## The task:
Quote all of the data below exactly, please.

Stored items from a collection:
= = = = =
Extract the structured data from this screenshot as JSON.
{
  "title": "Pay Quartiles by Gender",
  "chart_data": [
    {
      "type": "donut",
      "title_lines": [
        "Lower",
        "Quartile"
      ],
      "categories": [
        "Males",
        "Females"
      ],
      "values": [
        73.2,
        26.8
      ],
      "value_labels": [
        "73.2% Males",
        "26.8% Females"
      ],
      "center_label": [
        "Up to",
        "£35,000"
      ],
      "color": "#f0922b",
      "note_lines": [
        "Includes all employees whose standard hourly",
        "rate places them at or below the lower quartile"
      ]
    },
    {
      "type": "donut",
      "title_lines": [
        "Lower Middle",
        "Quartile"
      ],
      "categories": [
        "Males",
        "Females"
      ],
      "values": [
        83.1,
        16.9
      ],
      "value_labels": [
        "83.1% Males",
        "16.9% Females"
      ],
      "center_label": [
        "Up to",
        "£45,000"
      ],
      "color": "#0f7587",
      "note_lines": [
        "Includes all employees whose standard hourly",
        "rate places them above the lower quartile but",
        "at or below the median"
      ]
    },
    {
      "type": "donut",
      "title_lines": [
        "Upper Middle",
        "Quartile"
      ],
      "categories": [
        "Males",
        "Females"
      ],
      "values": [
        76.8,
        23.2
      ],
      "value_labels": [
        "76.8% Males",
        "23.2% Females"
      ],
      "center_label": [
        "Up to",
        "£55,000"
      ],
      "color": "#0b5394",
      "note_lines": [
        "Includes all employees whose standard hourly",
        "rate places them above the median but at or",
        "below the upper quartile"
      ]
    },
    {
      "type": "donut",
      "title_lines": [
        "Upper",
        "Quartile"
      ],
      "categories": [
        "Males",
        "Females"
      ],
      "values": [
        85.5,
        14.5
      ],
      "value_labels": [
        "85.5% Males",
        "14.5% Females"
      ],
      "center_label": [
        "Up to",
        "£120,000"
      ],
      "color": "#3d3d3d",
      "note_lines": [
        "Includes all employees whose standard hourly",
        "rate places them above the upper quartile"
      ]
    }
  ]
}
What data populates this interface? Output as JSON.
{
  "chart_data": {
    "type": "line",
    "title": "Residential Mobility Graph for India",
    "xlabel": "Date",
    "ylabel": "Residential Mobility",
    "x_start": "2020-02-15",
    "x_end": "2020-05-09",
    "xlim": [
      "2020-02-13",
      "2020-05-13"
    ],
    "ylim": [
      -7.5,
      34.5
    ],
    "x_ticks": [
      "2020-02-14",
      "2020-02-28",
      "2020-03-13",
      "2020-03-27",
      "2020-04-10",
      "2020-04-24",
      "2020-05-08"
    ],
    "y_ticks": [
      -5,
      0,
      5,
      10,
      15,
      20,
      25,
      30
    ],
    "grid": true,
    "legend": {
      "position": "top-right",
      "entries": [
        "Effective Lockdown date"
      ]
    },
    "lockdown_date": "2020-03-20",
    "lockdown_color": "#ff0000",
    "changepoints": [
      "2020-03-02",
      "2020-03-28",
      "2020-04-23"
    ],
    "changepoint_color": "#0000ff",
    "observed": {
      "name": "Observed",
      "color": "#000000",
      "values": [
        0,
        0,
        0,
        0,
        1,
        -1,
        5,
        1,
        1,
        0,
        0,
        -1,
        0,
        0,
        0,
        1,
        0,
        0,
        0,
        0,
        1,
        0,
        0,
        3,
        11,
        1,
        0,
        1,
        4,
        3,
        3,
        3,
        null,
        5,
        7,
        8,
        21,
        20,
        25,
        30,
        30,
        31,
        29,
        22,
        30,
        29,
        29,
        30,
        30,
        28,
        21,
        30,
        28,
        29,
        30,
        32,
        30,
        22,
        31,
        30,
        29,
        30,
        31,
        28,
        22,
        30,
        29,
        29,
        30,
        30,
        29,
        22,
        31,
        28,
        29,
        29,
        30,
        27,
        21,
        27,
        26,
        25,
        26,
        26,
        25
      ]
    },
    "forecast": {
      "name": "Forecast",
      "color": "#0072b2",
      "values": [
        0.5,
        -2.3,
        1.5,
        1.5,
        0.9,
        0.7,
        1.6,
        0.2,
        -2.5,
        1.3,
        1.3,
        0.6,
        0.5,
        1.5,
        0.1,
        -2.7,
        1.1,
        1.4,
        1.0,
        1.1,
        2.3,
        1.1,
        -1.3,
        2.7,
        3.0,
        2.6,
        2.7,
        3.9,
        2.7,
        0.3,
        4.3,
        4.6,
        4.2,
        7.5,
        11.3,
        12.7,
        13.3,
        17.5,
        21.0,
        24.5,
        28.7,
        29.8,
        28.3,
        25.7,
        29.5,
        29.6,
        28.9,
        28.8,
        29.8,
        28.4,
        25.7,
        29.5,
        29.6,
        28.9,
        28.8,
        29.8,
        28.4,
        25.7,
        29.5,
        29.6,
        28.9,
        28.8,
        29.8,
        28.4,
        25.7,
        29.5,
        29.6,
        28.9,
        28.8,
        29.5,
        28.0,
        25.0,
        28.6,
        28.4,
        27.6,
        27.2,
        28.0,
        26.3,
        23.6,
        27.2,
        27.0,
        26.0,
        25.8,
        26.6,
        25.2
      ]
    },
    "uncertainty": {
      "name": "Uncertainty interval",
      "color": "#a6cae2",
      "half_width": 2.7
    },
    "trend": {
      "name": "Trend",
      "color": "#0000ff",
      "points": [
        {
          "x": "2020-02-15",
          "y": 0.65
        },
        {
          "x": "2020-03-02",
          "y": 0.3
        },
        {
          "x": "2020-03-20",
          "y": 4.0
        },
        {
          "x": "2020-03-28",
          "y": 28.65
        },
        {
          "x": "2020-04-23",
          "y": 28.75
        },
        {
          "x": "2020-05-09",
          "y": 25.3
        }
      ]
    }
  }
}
= = = = =
## Response to the exercise:
Extract the structured data from this screenshot as JSON.
{
  "title": "Pay Quartiles by Gender",
  "chart_data": [
    {
      "type": "donut",
      "title_lines": [
        "Lower",
        "Quartile"
      ],
      "categories": [
        "Males",
        "Females"
      ],
      "values": [
        73.2,
        26.8
      ],
      "value_labels": [
        "73.2% Males",
        "26.8% Females"
      ],
      "center_label": [
        "Up to",
        "£35,000"
      ],
      "color": "#f0922b",
      "note_lines": [
        "Includes all employees whose standard hourly",
        "rate places them at or below the lower quartile"
      ]
    },
    {
      "type": "donut",
      "title_lines": [
        "Lower Middle",
        "Quartile"
      ],
      "categories": [
        "Males",
        "Females"
      ],
      "values": [
        83.1,
        16.9
      ],
      "value_labels": [
        "83.1% Males",
        "16.9% Females"
      ],
      "center_label": [
        "Up to",
        "£45,000"
      ],
      "color": "#0f7587",
      "note_lines": [
        "Includes all employees whose standard hourly",
        "rate places them above the lower quartile but",
        "at or below the median"
      ]
    },
    {
      "type": "donut",
      "title_lines": [
        "Upper Middle",
        "Quartile"
      ],
      "categories": [
        "Males",
        "Females"
      ],
      "values": [
        76.8,
        23.2
      ],
      "value_labels": [
        "76.8% Males",
        "23.2% Females"
      ],
      "center_label": [
        "Up to",
        "£55,000"
      ],
      "color": "#0b5394",
      "note_lines": [
        "Includes all employees whose standard hourly",
        "rate places them above the median but at or",
        "below the upper quartile"
      ]
    },
    {
      "type": "donut",
      "title_lines": [
        "Upper",
        "Quartile"
      ],
      "categories": [
        "Males",
        "Females"
      ],
      "values": [
        85.5,
        14.5
      ],
      "value_labels": [
        "85.5% Males",
        "14.5% Females"
      ],
      "center_label": [
        "Up to",
        "£120,000"
      ],
      "color": "#3d3d3d",
      "note_lines": [
        "Includes all employees whose standard hourly",
        "rate places them above the upper quartile"
      ]
    }
  ]
}
What data populates this interface? Output as JSON.
{
  "chart_data": {
    "type": "line",
    "title": "Residential Mobility Graph for India",
    "xlabel": "Date",
    "ylabel": "Residential Mobility",
    "x_start": "2020-02-15",
    "x_end": "2020-05-09",
    "xlim": [
      "2020-02-13",
      "2020-05-13"
    ],
    "ylim": [
      -7.5,
      34.5
    ],
    "x_ticks": [
      "2020-02-14",
      "2020-02-28",
      "2020-03-13",
      "2020-03-27",
      "2020-04-10",
      "2020-04-24",
      "2020-05-08"
    ],
    "y_ticks": [
      -5,
      0,
      5,
      10,
      15,
      20,
      25,
      30
    ],
    "grid": true,
    "legend": {
      "position": "top-right",
      "entries": [
        "Effective Lockdown date"
      ]
    },
    "lockdown_date": "2020-03-20",
    "lockdown_color": "#ff0000",
    "changepoints": [
      "2020-03-02",
      "2020-03-28",
      "2020-04-23"
    ],
    "changepoint_color": "#0000ff",
    "observed": {
      "name": "Observed",
      "color": "#000000",
      "values": [
        0,
        0,
        0,
        0,
        1,
        -1,
        5,
        1,
        1,
        0,
        0,
        -1,
        0,
        0,
        0,
        1,
        0,
        0,
        0,
        0,
        1,
        0,
        0,
        3,
        11,
        1,
        0,
        1,
        4,
        3,
        3,
        3,
        null,
        5,
        7,
        8,
        21,
        20,
        25,
        30,
        30,
        31,
        29,
        22,
        30,
        29,
        29,
        30,
        30,
        28,
        21,
        30,
        28,
        29,
        30,
        32,
        30,
        22,
        31,
        30,
        29,
        30,
        31,
        28,
        22,
        30,
        29,
        29,
        30,
        30,
        29,
        22,
        31,
        28,
        29,
        29,
        30,
        27,
        21,
        27,
        26,
        25,
        26,
        26,
        25
      ]
    },
    "forecast": {
      "name": "Forecast",
      "color": "#0072b2",
      "values": [
        0.5,
        -2.3,
        1.5,
        1.5,
        0.9,
        0.7,
        1.6,
        0.2,
        -2.5,
        1.3,
        1.3,
        0.6,
        0.5,
        1.5,
        0.1,
        -2.7,
        1.1,
        1.4,
        1.0,
        1.1,
        2.3,
        1.1,
        -1.3,
        2.7,
        3.0,
        2.6,
        2.7,
        3.9,
        2.7,
        0.3,
        4.3,
        4.6,
        4.2,
        7.5,
        11.3,
        12.7,
        13.3,
        17.5,
        21.0,
        24.5,
        28.7,
        29.8,
        28.3,
        25.7,
        29.5,
        29.6,
        28.9,
        28.8,
        29.8,
        28.4,
        25.7,
        29.5,
        29.6,
        28.9,
        28.8,
        29.8,
        28.4,
        25.7,
        29.5,
        29.6,
        28.9,
        28.8,
        29.8,
        28.4,
        25.7,
        29.5,
        29.6,
        28.9,
        28.8,
        29.5,
        28.0,
        25.0,
        28.6,
        28.4,
        27.6,
        27.2,
        28.0,
        26.3,
        23.6,
        27.2,
        27.0,
        26.0,
        25.8,
        26.6,
        25.2
      ]
    },
    "uncertainty": {
      "name": "Uncertainty interval",
      "color": "#a6cae2",
      "half_width": 2.7
    },
    "trend": {
      "name": "Trend",
      "color": "#0000ff",
      "points": [
        {
          "x": "2020-02-15",
          "y": 0.65
        },
        {
          "x": "2020-03-02",
          "y": 0.3
        },
        {
          "x": "2020-03-20",
          "y": 4.0
        },
        {
          "x": "2020-03-28",
          "y": 28.65
        },
        {
          "x": "2020-04-23",
          "y": 28.75
        },
        {
          "x": "2020-05-09",
          "y": 25.3
        }
      ]
    }
  }
}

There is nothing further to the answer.